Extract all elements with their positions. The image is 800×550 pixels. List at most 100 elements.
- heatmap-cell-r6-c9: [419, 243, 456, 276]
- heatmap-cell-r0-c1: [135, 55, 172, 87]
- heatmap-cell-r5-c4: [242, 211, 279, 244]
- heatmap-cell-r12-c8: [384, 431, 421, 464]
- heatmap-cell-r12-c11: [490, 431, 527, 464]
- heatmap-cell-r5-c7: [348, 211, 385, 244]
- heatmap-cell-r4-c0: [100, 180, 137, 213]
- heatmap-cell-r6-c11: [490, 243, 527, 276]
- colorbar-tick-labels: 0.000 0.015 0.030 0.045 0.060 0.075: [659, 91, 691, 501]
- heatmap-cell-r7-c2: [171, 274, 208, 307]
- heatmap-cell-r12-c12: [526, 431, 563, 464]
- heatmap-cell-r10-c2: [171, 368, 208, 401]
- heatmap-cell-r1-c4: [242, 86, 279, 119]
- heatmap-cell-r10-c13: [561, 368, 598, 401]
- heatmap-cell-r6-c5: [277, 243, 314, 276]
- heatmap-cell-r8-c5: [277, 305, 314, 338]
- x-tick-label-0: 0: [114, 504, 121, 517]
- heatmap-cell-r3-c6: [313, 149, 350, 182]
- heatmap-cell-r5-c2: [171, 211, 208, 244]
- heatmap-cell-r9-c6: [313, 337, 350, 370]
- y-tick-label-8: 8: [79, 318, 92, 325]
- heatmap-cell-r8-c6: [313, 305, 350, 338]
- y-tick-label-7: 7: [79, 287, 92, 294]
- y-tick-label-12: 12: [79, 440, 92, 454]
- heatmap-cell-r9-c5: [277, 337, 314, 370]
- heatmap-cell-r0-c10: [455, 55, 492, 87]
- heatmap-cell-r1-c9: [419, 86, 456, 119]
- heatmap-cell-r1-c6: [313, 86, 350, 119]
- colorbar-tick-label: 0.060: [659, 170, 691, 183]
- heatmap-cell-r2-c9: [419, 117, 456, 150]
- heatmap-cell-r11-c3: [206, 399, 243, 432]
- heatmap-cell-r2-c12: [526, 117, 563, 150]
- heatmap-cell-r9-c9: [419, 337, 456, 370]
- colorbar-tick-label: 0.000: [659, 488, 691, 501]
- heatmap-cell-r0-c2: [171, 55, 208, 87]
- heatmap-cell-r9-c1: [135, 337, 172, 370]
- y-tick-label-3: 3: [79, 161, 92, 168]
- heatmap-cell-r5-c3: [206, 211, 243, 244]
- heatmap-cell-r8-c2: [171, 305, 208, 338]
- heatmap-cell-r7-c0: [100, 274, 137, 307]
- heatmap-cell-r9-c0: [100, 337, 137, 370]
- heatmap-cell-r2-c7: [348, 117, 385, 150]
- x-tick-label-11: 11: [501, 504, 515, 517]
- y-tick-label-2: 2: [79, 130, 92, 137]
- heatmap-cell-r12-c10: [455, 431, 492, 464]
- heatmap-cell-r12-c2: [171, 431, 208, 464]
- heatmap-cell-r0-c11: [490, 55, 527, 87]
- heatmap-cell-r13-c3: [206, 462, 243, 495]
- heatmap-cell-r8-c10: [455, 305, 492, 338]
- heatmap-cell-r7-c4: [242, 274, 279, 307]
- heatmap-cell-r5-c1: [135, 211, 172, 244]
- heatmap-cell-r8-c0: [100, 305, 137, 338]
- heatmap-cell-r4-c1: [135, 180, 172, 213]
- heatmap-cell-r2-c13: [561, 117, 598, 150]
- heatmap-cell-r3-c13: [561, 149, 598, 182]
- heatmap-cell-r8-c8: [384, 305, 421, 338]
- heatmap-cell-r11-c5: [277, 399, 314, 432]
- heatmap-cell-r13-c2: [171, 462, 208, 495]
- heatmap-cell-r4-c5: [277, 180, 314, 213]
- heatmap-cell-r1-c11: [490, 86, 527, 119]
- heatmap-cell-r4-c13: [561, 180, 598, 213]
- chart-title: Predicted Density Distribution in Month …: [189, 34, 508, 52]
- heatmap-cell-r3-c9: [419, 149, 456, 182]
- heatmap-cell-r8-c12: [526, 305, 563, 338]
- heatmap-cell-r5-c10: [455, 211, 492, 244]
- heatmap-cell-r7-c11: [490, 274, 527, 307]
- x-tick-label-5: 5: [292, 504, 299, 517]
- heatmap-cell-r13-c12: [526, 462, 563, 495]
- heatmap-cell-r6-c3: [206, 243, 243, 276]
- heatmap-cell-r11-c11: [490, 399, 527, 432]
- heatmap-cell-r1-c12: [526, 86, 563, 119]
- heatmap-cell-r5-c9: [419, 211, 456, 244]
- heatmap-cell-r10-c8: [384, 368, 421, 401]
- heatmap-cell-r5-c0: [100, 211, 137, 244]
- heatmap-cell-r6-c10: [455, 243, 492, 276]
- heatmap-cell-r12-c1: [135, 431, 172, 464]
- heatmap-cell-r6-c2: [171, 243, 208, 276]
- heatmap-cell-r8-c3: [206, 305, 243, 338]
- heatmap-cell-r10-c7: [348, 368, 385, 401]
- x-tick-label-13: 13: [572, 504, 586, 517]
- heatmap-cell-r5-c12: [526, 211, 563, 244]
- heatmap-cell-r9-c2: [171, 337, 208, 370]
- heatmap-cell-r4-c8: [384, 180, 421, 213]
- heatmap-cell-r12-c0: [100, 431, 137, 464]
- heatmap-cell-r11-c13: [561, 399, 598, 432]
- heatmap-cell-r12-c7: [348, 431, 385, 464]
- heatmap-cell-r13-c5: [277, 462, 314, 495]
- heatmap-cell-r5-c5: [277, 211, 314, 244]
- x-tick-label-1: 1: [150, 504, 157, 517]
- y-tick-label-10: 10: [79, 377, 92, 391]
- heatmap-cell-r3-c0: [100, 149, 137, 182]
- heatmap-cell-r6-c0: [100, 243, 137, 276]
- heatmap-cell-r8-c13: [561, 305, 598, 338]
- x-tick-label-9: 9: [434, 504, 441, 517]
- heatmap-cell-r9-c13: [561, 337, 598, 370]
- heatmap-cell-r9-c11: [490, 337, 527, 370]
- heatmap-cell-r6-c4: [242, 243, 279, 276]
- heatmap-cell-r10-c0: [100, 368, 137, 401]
··········
=== Task requirements ===
Copy every line of the records above with no changes, keeping each character, space and line break as it appears.

=== Written answer ===
Extract all elements with their positions. The image is 800×550 pixels. List at most 100 elements.
- heatmap-cell-r6-c9: [419, 243, 456, 276]
- heatmap-cell-r0-c1: [135, 55, 172, 87]
- heatmap-cell-r5-c4: [242, 211, 279, 244]
- heatmap-cell-r12-c8: [384, 431, 421, 464]
- heatmap-cell-r12-c11: [490, 431, 527, 464]
- heatmap-cell-r5-c7: [348, 211, 385, 244]
- heatmap-cell-r4-c0: [100, 180, 137, 213]
- heatmap-cell-r6-c11: [490, 243, 527, 276]
- colorbar-tick-labels: 0.000 0.015 0.030 0.045 0.060 0.075: [659, 91, 691, 501]
- heatmap-cell-r7-c2: [171, 274, 208, 307]
- heatmap-cell-r12-c12: [526, 431, 563, 464]
- heatmap-cell-r10-c2: [171, 368, 208, 401]
- heatmap-cell-r1-c4: [242, 86, 279, 119]
- heatmap-cell-r10-c13: [561, 368, 598, 401]
- heatmap-cell-r6-c5: [277, 243, 314, 276]
- heatmap-cell-r8-c5: [277, 305, 314, 338]
- x-tick-label-0: 0: [114, 504, 121, 517]
- heatmap-cell-r3-c6: [313, 149, 350, 182]
- heatmap-cell-r5-c2: [171, 211, 208, 244]
- heatmap-cell-r9-c6: [313, 337, 350, 370]
- y-tick-label-8: 8: [79, 318, 92, 325]
- heatmap-cell-r8-c6: [313, 305, 350, 338]
- y-tick-label-7: 7: [79, 287, 92, 294]
- y-tick-label-12: 12: [79, 440, 92, 454]
- heatmap-cell-r9-c5: [277, 337, 314, 370]
- heatmap-cell-r0-c10: [455, 55, 492, 87]
- heatmap-cell-r1-c9: [419, 86, 456, 119]
- heatmap-cell-r1-c6: [313, 86, 350, 119]
- colorbar-tick-label: 0.060: [659, 170, 691, 183]
- heatmap-cell-r2-c9: [419, 117, 456, 150]
- heatmap-cell-r11-c3: [206, 399, 243, 432]
- heatmap-cell-r2-c12: [526, 117, 563, 150]
- heatmap-cell-r9-c9: [419, 337, 456, 370]
- colorbar-tick-label: 0.000: [659, 488, 691, 501]
- heatmap-cell-r0-c2: [171, 55, 208, 87]
- heatmap-cell-r9-c1: [135, 337, 172, 370]
- y-tick-label-3: 3: [79, 161, 92, 168]
- heatmap-cell-r5-c3: [206, 211, 243, 244]
- heatmap-cell-r8-c2: [171, 305, 208, 338]
- heatmap-cell-r7-c0: [100, 274, 137, 307]
- heatmap-cell-r9-c0: [100, 337, 137, 370]
- heatmap-cell-r2-c7: [348, 117, 385, 150]
- x-tick-label-11: 11: [501, 504, 515, 517]
- y-tick-label-2: 2: [79, 130, 92, 137]
- heatmap-cell-r12-c10: [455, 431, 492, 464]
- heatmap-cell-r12-c2: [171, 431, 208, 464]
- heatmap-cell-r0-c11: [490, 55, 527, 87]
- heatmap-cell-r13-c3: [206, 462, 243, 495]
- heatmap-cell-r8-c10: [455, 305, 492, 338]
- heatmap-cell-r7-c4: [242, 274, 279, 307]
- heatmap-cell-r5-c1: [135, 211, 172, 244]
- heatmap-cell-r8-c0: [100, 305, 137, 338]
- heatmap-cell-r4-c1: [135, 180, 172, 213]
- heatmap-cell-r2-c13: [561, 117, 598, 150]
- heatmap-cell-r3-c13: [561, 149, 598, 182]
- heatmap-cell-r8-c8: [384, 305, 421, 338]
- heatmap-cell-r11-c5: [277, 399, 314, 432]
- heatmap-cell-r13-c2: [171, 462, 208, 495]
- heatmap-cell-r4-c5: [277, 180, 314, 213]
- heatmap-cell-r1-c11: [490, 86, 527, 119]
- heatmap-cell-r4-c13: [561, 180, 598, 213]
- chart-title: Predicted Density Distribution in Month …: [189, 34, 508, 52]
- heatmap-cell-r3-c9: [419, 149, 456, 182]
- heatmap-cell-r8-c12: [526, 305, 563, 338]
- heatmap-cell-r5-c10: [455, 211, 492, 244]
- heatmap-cell-r7-c11: [490, 274, 527, 307]
- x-tick-label-5: 5: [292, 504, 299, 517]
- heatmap-cell-r13-c12: [526, 462, 563, 495]
- heatmap-cell-r6-c3: [206, 243, 243, 276]
- heatmap-cell-r11-c11: [490, 399, 527, 432]
- heatmap-cell-r1-c12: [526, 86, 563, 119]
- heatmap-cell-r5-c9: [419, 211, 456, 244]
- heatmap-cell-r10-c8: [384, 368, 421, 401]
- heatmap-cell-r5-c0: [100, 211, 137, 244]
- heatmap-cell-r6-c10: [455, 243, 492, 276]
- heatmap-cell-r12-c1: [135, 431, 172, 464]
- heatmap-cell-r6-c2: [171, 243, 208, 276]
- heatmap-cell-r8-c3: [206, 305, 243, 338]
- heatmap-cell-r10-c7: [348, 368, 385, 401]
- x-tick-label-13: 13: [572, 504, 586, 517]
- heatmap-cell-r5-c12: [526, 211, 563, 244]
- heatmap-cell-r9-c2: [171, 337, 208, 370]
- heatmap-cell-r4-c8: [384, 180, 421, 213]
- heatmap-cell-r12-c0: [100, 431, 137, 464]
- heatmap-cell-r11-c13: [561, 399, 598, 432]
- heatmap-cell-r12-c7: [348, 431, 385, 464]
- heatmap-cell-r13-c5: [277, 462, 314, 495]
- heatmap-cell-r5-c5: [277, 211, 314, 244]
- x-tick-label-1: 1: [150, 504, 157, 517]
- y-tick-label-10: 10: [79, 377, 92, 391]
- heatmap-cell-r3-c0: [100, 149, 137, 182]
- heatmap-cell-r6-c0: [100, 243, 137, 276]
- heatmap-cell-r8-c13: [561, 305, 598, 338]
- x-tick-label-9: 9: [434, 504, 441, 517]
- heatmap-cell-r9-c13: [561, 337, 598, 370]
- heatmap-cell-r9-c11: [490, 337, 527, 370]
- heatmap-cell-r6-c4: [242, 243, 279, 276]
- heatmap-cell-r10-c0: [100, 368, 137, 401]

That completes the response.